- [WHAT TO DO] Copy every row below word for word, in the same order.

- [SUPPLIED RECORDS]
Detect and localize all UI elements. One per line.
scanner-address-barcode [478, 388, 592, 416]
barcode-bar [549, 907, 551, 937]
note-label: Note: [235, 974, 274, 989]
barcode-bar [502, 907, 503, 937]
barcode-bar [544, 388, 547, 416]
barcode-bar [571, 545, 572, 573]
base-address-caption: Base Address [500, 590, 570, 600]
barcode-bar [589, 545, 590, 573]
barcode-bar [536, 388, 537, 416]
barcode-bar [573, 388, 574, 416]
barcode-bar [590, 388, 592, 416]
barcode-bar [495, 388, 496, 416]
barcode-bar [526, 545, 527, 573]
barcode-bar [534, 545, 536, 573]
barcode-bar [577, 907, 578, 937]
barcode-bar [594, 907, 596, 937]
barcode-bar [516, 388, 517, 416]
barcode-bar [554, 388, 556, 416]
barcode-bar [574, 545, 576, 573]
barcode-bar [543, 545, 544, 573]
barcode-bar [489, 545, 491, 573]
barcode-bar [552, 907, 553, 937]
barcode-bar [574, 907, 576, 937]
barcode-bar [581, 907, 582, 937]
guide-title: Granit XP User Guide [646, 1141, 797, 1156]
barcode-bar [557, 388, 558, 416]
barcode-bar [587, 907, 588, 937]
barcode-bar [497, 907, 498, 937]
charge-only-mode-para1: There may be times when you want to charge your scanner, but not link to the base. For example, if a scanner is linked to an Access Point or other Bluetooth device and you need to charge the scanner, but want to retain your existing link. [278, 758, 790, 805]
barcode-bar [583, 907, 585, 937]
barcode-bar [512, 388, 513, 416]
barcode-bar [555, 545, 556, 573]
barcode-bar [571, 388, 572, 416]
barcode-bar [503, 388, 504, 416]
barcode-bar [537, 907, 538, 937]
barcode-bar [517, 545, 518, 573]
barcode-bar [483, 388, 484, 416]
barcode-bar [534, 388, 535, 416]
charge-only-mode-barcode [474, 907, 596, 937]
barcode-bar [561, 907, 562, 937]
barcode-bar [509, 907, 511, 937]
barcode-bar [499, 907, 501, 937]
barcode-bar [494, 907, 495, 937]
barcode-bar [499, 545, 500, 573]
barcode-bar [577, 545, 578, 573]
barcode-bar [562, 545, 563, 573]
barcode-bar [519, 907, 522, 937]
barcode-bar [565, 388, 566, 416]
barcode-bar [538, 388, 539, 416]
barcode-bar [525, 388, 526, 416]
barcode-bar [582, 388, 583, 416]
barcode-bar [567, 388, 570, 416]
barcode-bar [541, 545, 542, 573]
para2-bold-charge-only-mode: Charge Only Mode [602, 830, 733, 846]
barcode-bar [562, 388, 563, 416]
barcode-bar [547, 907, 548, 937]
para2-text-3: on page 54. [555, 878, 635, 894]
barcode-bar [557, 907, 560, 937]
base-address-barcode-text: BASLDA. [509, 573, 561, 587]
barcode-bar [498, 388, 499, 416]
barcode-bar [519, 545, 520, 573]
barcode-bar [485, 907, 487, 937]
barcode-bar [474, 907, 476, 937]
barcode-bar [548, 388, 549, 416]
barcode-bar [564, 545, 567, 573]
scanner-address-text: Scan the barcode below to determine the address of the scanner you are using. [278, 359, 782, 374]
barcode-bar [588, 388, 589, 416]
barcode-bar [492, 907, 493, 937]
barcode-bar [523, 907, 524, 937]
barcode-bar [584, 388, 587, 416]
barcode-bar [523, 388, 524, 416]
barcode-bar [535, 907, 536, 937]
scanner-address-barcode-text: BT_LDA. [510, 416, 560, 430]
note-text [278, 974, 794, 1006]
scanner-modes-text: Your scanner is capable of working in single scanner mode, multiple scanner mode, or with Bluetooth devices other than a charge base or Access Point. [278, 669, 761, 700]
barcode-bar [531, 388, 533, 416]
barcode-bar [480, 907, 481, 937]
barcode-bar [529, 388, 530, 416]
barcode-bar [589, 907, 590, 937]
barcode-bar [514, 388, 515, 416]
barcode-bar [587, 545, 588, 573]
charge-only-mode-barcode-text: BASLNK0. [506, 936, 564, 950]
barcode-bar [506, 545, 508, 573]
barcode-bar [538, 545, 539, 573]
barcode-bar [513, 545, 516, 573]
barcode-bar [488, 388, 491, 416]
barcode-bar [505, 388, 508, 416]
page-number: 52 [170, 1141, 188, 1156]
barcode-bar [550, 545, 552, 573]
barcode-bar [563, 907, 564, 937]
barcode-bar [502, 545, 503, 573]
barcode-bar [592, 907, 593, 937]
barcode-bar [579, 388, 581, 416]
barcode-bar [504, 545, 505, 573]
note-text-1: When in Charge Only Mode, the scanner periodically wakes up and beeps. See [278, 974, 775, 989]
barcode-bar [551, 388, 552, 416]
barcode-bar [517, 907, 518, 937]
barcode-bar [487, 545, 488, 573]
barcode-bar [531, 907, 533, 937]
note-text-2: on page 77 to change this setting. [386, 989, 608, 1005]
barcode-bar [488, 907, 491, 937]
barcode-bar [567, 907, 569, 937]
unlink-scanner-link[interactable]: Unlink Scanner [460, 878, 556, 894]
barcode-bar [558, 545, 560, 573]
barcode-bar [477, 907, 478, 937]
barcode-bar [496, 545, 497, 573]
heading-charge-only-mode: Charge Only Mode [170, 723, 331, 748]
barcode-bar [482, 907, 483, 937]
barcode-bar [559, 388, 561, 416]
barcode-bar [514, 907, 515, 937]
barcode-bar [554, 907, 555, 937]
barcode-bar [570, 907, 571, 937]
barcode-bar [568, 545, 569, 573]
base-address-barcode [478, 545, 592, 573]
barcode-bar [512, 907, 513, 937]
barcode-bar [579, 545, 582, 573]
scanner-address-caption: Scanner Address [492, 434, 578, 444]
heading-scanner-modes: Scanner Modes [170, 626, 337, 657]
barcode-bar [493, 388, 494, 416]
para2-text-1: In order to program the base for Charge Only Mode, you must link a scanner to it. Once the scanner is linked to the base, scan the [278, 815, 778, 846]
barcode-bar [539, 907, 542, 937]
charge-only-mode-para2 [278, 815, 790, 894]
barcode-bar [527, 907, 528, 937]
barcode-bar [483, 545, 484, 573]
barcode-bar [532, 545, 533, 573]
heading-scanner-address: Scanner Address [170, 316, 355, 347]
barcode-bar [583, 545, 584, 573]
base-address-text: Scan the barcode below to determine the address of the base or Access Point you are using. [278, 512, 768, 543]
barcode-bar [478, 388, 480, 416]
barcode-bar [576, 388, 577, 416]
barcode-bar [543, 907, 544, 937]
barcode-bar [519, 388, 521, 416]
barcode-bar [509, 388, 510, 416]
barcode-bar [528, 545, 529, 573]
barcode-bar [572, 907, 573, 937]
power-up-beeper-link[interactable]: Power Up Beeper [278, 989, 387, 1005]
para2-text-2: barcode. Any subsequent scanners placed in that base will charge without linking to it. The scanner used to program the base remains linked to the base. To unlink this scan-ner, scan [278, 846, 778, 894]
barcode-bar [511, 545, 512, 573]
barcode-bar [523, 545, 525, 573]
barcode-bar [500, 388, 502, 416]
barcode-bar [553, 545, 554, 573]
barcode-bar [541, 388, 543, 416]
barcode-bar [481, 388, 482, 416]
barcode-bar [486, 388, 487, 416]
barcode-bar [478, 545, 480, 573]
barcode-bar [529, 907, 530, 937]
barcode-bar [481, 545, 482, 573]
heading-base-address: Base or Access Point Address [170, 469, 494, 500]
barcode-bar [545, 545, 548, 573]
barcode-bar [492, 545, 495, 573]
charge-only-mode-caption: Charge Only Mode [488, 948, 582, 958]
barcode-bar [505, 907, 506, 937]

- [WRITTEN ANSWER]
Detect and localize all UI elements. One per line.
scanner-address-barcode [478, 388, 592, 416]
barcode-bar [549, 907, 551, 937]
note-label: Note: [235, 974, 274, 989]
barcode-bar [502, 907, 503, 937]
barcode-bar [544, 388, 547, 416]
barcode-bar [571, 545, 572, 573]
base-address-caption: Base Address [500, 590, 570, 600]
barcode-bar [589, 545, 590, 573]
barcode-bar [536, 388, 537, 416]
barcode-bar [573, 388, 574, 416]
barcode-bar [590, 388, 592, 416]
barcode-bar [495, 388, 496, 416]
barcode-bar [526, 545, 527, 573]
barcode-bar [534, 545, 536, 573]
barcode-bar [577, 907, 578, 937]
barcode-bar [594, 907, 596, 937]
barcode-bar [516, 388, 517, 416]
barcode-bar [554, 388, 556, 416]
barcode-bar [574, 545, 576, 573]
barcode-bar [543, 545, 544, 573]
barcode-bar [489, 545, 491, 573]
barcode-bar [552, 907, 553, 937]
barcode-bar [574, 907, 576, 937]
barcode-bar [581, 907, 582, 937]
guide-title: Granit XP User Guide [646, 1141, 797, 1156]
barcode-bar [557, 388, 558, 416]
barcode-bar [587, 907, 588, 937]
barcode-bar [497, 907, 498, 937]
charge-only-mode-para1: There may be times when you want to charge your scanner, but not link to the base. For example, if a scanner is linked to an Access Point or other Bluetooth device and you need to charge the scanner, but want to retain your existing link. [278, 758, 790, 805]
barcode-bar [583, 907, 585, 937]
barcode-bar [512, 388, 513, 416]
barcode-bar [555, 545, 556, 573]
barcode-bar [571, 388, 572, 416]
barcode-bar [503, 388, 504, 416]
barcode-bar [537, 907, 538, 937]
barcode-bar [517, 545, 518, 573]
barcode-bar [483, 388, 484, 416]
barcode-bar [534, 388, 535, 416]
charge-only-mode-barcode [474, 907, 596, 937]
barcode-bar [561, 907, 562, 937]
barcode-bar [509, 907, 511, 937]
barcode-bar [499, 907, 501, 937]
barcode-bar [494, 907, 495, 937]
barcode-bar [499, 545, 500, 573]
barcode-bar [577, 545, 578, 573]
barcode-bar [562, 545, 563, 573]
barcode-bar [519, 907, 522, 937]
barcode-bar [565, 388, 566, 416]
barcode-bar [538, 388, 539, 416]
barcode-bar [525, 388, 526, 416]
barcode-bar [582, 388, 583, 416]
barcode-bar [567, 388, 570, 416]
barcode-bar [541, 545, 542, 573]
para2-bold-charge-only-mode: Charge Only Mode [602, 830, 733, 846]
barcode-bar [562, 388, 563, 416]
barcode-bar [547, 907, 548, 937]
para2-text-3: on page 54. [555, 878, 635, 894]
barcode-bar [557, 907, 560, 937]
base-address-barcode-text: BASLDA. [509, 573, 561, 587]
barcode-bar [498, 388, 499, 416]
barcode-bar [519, 545, 520, 573]
barcode-bar [485, 907, 487, 937]
barcode-bar [474, 907, 476, 937]
barcode-bar [548, 388, 549, 416]
barcode-bar [564, 545, 567, 573]
scanner-address-text: Scan the barcode below to determine the address of the scanner you are using. [278, 359, 782, 374]
barcode-bar [588, 388, 589, 416]
barcode-bar [492, 907, 493, 937]
barcode-bar [523, 907, 524, 937]
barcode-bar [584, 388, 587, 416]
barcode-bar [523, 388, 524, 416]
barcode-bar [535, 907, 536, 937]
scanner-address-barcode-text: BT_LDA. [510, 416, 560, 430]
note-text [278, 974, 794, 1006]
scanner-modes-text: Your scanner is capable of working in single scanner mode, multiple scanner mode, or with Bluetooth devices other than a charge base or Access Point. [278, 669, 761, 700]
barcode-bar [531, 388, 533, 416]
barcode-bar [480, 907, 481, 937]
barcode-bar [529, 388, 530, 416]
barcode-bar [589, 907, 590, 937]
barcode-bar [514, 388, 515, 416]
barcode-bar [587, 545, 588, 573]
charge-only-mode-barcode-text: BASLNK0. [506, 936, 564, 950]
barcode-bar [506, 545, 508, 573]
barcode-bar [538, 545, 539, 573]
barcode-bar [513, 545, 516, 573]
barcode-bar [488, 388, 491, 416]
barcode-bar [505, 388, 508, 416]
page-number: 52 [170, 1141, 188, 1156]
barcode-bar [550, 545, 552, 573]
barcode-bar [563, 907, 564, 937]
barcode-bar [502, 545, 503, 573]
barcode-bar [592, 907, 593, 937]
barcode-bar [579, 388, 581, 416]
barcode-bar [504, 545, 505, 573]
note-text-1: When in Charge Only Mode, the scanner periodically wakes up and beeps. See [278, 974, 775, 989]
barcode-bar [551, 388, 552, 416]
barcode-bar [517, 907, 518, 937]
barcode-bar [487, 545, 488, 573]
barcode-bar [531, 907, 533, 937]
note-text-2: on page 77 to change this setting. [386, 989, 608, 1005]
barcode-bar [488, 907, 491, 937]
barcode-bar [567, 907, 569, 937]
unlink-scanner-link[interactable]: Unlink Scanner [460, 878, 556, 894]
barcode-bar [558, 545, 560, 573]
barcode-bar [477, 907, 478, 937]
barcode-bar [496, 545, 497, 573]
heading-charge-only-mode: Charge Only Mode [170, 723, 331, 748]
barcode-bar [482, 907, 483, 937]
barcode-bar [559, 388, 561, 416]
barcode-bar [514, 907, 515, 937]
barcode-bar [554, 907, 555, 937]
barcode-bar [570, 907, 571, 937]
barcode-bar [568, 545, 569, 573]
base-address-barcode [478, 545, 592, 573]
barcode-bar [512, 907, 513, 937]
barcode-bar [579, 545, 582, 573]
scanner-address-caption: Scanner Address [492, 434, 578, 444]
heading-scanner-modes: Scanner Modes [170, 626, 337, 657]
barcode-bar [493, 388, 494, 416]
para2-text-1: In order to program the base for Charge Only Mode, you must link a scanner to it. Once the scanner is linked to the base, scan the [278, 815, 778, 846]
barcode-bar [539, 907, 542, 937]
charge-only-mode-para2 [278, 815, 790, 894]
barcode-bar [527, 907, 528, 937]
barcode-bar [483, 545, 484, 573]
barcode-bar [532, 545, 533, 573]
heading-scanner-address: Scanner Address [170, 316, 355, 347]
barcode-bar [583, 545, 584, 573]
base-address-text: Scan the barcode below to determine the address of the base or Access Point you are using. [278, 512, 768, 543]
barcode-bar [478, 388, 480, 416]
barcode-bar [576, 388, 577, 416]
barcode-bar [543, 907, 544, 937]
barcode-bar [519, 388, 521, 416]
barcode-bar [509, 388, 510, 416]
barcode-bar [528, 545, 529, 573]
barcode-bar [572, 907, 573, 937]
power-up-beeper-link[interactable]: Power Up Beeper [278, 989, 387, 1005]
para2-text-2: barcode. Any subsequent scanners placed in that base will charge without linking to it. The scanner used to program the base remains linked to the base. To unlink this scan-ner, scan [278, 846, 778, 894]
barcode-bar [511, 545, 512, 573]
barcode-bar [523, 545, 525, 573]
barcode-bar [500, 388, 502, 416]
barcode-bar [553, 545, 554, 573]
barcode-bar [541, 388, 543, 416]
barcode-bar [481, 388, 482, 416]
barcode-bar [486, 388, 487, 416]
barcode-bar [478, 545, 480, 573]
barcode-bar [529, 907, 530, 937]
barcode-bar [481, 545, 482, 573]
heading-base-address: Base or Access Point Address [170, 469, 494, 500]
barcode-bar [545, 545, 548, 573]
barcode-bar [492, 545, 495, 573]
charge-only-mode-caption: Charge Only Mode [488, 948, 582, 958]
barcode-bar [505, 907, 506, 937]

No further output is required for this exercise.